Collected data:
====================

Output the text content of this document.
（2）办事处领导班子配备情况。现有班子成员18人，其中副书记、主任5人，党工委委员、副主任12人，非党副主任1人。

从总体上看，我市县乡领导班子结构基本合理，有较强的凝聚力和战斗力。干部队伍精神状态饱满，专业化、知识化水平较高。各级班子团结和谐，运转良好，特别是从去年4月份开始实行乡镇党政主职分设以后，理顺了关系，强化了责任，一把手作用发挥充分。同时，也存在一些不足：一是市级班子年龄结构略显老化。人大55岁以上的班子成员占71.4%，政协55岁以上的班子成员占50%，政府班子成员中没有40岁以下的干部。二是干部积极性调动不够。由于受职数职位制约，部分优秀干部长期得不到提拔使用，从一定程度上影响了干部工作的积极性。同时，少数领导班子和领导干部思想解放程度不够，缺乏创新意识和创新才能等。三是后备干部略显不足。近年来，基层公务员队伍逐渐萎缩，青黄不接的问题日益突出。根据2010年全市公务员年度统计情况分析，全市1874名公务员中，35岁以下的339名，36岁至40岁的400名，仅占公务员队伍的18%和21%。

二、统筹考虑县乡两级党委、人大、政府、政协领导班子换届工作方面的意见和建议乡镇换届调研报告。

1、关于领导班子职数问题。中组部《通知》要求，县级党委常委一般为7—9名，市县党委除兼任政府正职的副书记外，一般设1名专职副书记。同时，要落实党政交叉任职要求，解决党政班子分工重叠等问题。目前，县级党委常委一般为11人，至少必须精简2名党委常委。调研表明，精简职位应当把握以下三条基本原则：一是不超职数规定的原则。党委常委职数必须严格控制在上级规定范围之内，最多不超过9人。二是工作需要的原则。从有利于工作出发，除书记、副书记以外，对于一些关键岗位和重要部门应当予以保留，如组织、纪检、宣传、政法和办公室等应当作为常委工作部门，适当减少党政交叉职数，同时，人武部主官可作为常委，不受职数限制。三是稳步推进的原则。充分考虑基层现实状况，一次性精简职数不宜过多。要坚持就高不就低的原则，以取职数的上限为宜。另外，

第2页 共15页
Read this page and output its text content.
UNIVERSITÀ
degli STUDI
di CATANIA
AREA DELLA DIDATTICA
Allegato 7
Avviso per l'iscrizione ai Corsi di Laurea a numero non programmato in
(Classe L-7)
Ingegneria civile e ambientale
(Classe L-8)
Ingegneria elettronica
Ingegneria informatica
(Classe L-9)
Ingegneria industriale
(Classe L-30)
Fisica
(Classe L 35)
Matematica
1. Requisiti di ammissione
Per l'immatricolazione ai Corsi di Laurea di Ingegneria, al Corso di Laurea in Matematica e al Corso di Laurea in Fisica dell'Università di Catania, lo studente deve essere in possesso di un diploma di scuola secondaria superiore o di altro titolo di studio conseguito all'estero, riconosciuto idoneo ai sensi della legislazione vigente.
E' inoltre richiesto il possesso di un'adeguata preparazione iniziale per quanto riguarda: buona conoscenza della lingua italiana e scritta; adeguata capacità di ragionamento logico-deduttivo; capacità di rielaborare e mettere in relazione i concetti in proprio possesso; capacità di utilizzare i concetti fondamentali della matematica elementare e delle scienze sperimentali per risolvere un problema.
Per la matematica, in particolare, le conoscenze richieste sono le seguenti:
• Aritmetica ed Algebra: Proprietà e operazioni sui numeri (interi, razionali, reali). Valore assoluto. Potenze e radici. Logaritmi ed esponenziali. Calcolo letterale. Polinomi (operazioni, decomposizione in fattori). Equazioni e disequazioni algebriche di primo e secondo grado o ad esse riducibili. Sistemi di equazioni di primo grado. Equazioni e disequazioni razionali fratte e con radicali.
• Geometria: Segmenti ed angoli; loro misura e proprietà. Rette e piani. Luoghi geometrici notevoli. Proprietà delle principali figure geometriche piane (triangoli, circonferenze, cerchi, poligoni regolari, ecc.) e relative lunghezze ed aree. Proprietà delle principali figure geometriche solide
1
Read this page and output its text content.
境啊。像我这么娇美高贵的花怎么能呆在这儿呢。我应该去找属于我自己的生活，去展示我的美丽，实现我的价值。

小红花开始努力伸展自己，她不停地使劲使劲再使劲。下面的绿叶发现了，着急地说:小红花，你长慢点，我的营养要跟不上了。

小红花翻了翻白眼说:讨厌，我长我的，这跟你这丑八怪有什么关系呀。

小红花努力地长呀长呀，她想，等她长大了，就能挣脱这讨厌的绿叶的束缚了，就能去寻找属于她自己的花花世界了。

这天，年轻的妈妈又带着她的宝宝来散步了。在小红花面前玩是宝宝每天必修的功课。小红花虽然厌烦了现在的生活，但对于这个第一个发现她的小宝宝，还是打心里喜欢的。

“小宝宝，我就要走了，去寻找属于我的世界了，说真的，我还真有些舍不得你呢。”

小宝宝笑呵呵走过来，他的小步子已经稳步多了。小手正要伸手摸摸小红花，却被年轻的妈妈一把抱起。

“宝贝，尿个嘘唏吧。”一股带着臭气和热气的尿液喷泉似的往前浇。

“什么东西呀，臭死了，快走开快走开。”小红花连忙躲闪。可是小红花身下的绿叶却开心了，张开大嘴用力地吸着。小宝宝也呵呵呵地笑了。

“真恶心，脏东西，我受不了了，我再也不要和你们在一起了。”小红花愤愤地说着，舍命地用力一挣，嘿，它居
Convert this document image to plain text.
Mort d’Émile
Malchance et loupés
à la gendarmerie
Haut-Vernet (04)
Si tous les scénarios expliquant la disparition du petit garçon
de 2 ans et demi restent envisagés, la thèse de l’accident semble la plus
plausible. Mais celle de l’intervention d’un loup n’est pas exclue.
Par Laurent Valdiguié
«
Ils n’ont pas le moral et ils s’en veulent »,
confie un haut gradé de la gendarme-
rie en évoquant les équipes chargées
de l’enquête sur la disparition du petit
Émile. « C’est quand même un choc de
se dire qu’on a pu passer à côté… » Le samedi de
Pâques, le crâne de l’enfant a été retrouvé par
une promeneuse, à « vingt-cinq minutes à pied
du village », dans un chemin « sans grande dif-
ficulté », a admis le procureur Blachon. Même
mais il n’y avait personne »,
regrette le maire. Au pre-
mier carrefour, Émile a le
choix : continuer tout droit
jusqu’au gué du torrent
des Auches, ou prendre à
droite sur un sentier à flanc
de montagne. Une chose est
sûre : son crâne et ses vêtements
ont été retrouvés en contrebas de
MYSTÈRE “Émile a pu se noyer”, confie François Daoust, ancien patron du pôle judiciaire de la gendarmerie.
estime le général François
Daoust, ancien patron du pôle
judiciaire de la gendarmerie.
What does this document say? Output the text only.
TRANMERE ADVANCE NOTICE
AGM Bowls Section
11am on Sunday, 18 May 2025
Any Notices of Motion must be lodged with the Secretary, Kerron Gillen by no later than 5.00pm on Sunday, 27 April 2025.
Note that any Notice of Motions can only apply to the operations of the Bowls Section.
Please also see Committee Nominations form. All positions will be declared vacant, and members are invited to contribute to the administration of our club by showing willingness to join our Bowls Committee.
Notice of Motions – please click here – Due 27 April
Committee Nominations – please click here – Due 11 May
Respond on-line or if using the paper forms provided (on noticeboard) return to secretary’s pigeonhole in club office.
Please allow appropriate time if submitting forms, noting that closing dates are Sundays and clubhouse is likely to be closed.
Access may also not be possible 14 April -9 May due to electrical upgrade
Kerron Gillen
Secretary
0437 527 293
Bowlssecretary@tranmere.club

====================

» WORK INSTRUCTIONS: Repeat exactly the lines from the line containing "What does this" through the end of the listing above; both boundary lines are part of the output.

» OUTPUT OF THE EXERCISE:
What does this document say? Output the text only.
TRANMERE ADVANCE NOTICE
AGM Bowls Section
11am on Sunday, 18 May 2025
Any Notices of Motion must be lodged with the Secretary, Kerron Gillen by no later than 5.00pm on Sunday, 27 April 2025.
Note that any Notice of Motions can only apply to the operations of the Bowls Section.
Please also see Committee Nominations form. All positions will be declared vacant, and members are invited to contribute to the administration of our club by showing willingness to join our Bowls Committee.
Notice of Motions – please click here – Due 27 April
Committee Nominations – please click here – Due 11 May
Respond on-line or if using the paper forms provided (on noticeboard) return to secretary’s pigeonhole in club office.
Please allow appropriate time if submitting forms, noting that closing dates are Sundays and clubhouse is likely to be closed.
Access may also not be possible 14 April -9 May due to electrical upgrade
Kerron Gillen
Secretary
0437 527 293
Bowlssecretary@tranmere.club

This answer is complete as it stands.